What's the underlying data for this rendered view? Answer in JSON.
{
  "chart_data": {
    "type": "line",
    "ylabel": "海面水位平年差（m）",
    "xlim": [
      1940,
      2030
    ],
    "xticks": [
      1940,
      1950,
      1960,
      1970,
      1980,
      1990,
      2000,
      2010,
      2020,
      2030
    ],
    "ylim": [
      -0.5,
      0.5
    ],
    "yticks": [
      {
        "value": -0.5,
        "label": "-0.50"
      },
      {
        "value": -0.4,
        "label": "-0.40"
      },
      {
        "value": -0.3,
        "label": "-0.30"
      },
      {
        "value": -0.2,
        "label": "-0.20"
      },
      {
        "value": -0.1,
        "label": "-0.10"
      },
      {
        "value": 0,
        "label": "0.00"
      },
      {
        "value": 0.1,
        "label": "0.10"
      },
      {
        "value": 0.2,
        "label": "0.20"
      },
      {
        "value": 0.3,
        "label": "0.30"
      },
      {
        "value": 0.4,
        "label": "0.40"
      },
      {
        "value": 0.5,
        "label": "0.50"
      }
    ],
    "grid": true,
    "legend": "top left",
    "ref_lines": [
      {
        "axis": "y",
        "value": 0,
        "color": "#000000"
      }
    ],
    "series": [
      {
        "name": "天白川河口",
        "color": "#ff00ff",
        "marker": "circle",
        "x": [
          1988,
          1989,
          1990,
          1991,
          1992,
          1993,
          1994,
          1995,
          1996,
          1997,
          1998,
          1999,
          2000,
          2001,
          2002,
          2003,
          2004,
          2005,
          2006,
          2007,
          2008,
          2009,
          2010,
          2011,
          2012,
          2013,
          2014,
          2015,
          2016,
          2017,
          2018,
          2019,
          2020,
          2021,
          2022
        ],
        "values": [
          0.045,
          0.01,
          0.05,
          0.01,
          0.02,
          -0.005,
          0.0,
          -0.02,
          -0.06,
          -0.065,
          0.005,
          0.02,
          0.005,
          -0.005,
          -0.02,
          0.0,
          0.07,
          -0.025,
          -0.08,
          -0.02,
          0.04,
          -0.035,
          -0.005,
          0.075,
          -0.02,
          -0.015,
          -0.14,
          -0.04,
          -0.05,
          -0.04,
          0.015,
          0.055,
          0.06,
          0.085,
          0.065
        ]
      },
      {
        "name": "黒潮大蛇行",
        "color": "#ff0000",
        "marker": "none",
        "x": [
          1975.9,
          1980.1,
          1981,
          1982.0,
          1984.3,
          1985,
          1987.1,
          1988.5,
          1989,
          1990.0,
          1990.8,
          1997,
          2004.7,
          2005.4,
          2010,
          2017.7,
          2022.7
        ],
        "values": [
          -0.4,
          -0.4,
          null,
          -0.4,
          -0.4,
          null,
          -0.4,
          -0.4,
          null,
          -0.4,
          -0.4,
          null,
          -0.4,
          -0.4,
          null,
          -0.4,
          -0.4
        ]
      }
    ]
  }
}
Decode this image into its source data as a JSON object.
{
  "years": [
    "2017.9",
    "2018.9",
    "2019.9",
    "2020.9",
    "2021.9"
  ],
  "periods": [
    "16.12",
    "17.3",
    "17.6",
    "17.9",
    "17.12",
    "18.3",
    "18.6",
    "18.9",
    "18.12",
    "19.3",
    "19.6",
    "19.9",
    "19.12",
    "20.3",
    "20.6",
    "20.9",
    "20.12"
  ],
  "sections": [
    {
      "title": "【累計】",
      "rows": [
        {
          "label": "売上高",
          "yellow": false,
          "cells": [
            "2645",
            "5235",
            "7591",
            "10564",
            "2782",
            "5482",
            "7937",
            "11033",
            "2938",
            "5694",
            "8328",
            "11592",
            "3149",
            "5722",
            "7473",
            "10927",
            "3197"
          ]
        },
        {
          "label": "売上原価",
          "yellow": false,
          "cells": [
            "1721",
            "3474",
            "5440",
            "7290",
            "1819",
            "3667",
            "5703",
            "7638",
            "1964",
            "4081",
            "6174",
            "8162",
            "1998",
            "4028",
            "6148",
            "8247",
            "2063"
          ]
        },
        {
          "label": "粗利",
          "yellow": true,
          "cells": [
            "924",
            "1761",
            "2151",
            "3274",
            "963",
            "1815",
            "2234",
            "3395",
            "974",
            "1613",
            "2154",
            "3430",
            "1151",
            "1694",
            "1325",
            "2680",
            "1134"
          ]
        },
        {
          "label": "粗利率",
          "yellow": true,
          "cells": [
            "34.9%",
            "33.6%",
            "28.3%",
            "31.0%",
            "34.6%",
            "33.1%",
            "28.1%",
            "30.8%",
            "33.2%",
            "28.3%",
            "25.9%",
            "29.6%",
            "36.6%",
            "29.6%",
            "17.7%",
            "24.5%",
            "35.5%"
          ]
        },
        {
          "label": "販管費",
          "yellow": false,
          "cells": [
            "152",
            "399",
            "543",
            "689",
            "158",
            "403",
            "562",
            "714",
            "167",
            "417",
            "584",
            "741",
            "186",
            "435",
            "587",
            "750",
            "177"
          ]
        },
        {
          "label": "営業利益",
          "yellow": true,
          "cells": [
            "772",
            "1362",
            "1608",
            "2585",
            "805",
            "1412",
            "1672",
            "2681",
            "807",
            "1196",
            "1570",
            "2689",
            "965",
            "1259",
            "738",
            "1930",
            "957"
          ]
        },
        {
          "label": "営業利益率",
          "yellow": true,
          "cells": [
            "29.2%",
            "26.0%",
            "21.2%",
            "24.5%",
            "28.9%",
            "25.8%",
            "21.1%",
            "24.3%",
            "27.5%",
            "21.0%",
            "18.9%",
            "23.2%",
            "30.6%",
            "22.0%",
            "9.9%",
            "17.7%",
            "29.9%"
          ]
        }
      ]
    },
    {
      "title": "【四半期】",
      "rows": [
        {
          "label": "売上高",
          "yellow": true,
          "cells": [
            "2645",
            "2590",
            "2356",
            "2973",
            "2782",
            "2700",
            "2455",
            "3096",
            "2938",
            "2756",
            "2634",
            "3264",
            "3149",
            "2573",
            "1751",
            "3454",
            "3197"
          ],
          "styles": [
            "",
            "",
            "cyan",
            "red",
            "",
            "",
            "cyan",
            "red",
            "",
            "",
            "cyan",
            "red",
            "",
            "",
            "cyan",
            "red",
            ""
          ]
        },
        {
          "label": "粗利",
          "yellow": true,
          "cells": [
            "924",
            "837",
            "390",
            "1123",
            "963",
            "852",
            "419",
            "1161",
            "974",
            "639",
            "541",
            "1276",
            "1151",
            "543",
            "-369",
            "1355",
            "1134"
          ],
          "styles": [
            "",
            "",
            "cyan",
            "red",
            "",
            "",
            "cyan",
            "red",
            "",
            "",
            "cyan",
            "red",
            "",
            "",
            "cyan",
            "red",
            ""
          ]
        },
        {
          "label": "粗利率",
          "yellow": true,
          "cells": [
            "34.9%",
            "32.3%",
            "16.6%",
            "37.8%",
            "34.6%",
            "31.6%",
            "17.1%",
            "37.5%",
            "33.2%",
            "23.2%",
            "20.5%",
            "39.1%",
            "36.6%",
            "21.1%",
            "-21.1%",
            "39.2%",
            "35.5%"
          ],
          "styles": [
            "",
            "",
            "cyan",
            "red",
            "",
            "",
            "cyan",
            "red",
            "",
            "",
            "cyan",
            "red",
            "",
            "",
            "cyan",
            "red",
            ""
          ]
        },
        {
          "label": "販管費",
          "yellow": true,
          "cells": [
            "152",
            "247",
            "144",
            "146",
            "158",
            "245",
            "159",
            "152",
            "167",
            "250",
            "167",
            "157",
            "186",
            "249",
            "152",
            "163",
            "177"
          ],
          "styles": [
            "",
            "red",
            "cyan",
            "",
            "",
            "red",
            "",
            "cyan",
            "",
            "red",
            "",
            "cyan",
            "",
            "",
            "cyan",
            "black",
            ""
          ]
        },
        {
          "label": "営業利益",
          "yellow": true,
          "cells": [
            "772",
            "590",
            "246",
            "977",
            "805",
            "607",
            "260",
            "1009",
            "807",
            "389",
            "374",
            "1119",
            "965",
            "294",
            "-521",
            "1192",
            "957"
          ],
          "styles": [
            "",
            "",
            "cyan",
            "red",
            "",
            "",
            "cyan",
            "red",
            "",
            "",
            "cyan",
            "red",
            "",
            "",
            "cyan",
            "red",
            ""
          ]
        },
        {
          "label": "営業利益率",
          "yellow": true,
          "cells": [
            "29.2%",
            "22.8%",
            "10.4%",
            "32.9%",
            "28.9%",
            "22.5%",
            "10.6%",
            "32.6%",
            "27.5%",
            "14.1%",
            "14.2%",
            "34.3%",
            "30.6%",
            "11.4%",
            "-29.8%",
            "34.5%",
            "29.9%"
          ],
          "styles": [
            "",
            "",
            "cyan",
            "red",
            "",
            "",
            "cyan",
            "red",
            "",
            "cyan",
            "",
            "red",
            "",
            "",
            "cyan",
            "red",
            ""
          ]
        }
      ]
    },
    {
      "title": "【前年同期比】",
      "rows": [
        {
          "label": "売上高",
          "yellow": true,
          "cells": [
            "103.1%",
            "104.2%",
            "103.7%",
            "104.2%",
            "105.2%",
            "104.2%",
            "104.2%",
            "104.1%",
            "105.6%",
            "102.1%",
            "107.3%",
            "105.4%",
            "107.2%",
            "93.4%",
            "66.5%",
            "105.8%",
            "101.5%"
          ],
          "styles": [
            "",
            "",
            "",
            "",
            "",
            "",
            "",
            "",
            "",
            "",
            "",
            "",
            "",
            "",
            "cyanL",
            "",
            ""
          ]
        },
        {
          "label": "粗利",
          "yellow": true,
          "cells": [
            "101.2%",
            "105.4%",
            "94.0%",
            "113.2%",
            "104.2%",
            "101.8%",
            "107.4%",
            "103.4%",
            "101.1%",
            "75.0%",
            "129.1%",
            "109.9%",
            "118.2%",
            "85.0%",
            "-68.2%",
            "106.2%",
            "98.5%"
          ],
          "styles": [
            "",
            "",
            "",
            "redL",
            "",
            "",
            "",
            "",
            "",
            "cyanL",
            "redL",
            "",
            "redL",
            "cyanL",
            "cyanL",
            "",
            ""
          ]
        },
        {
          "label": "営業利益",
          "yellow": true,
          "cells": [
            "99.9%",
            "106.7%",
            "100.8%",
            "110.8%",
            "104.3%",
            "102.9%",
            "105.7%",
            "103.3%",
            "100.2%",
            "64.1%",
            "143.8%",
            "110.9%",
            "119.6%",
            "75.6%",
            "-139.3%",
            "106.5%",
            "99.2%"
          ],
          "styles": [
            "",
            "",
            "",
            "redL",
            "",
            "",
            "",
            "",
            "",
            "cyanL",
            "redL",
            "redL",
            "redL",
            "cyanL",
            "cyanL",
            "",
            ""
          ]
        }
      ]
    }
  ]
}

* [WORK TO DO]: What is the number of lines in the listing above that contain the string "JSON"? Give only the number.

* [COMPLETE OUTPUT]: 2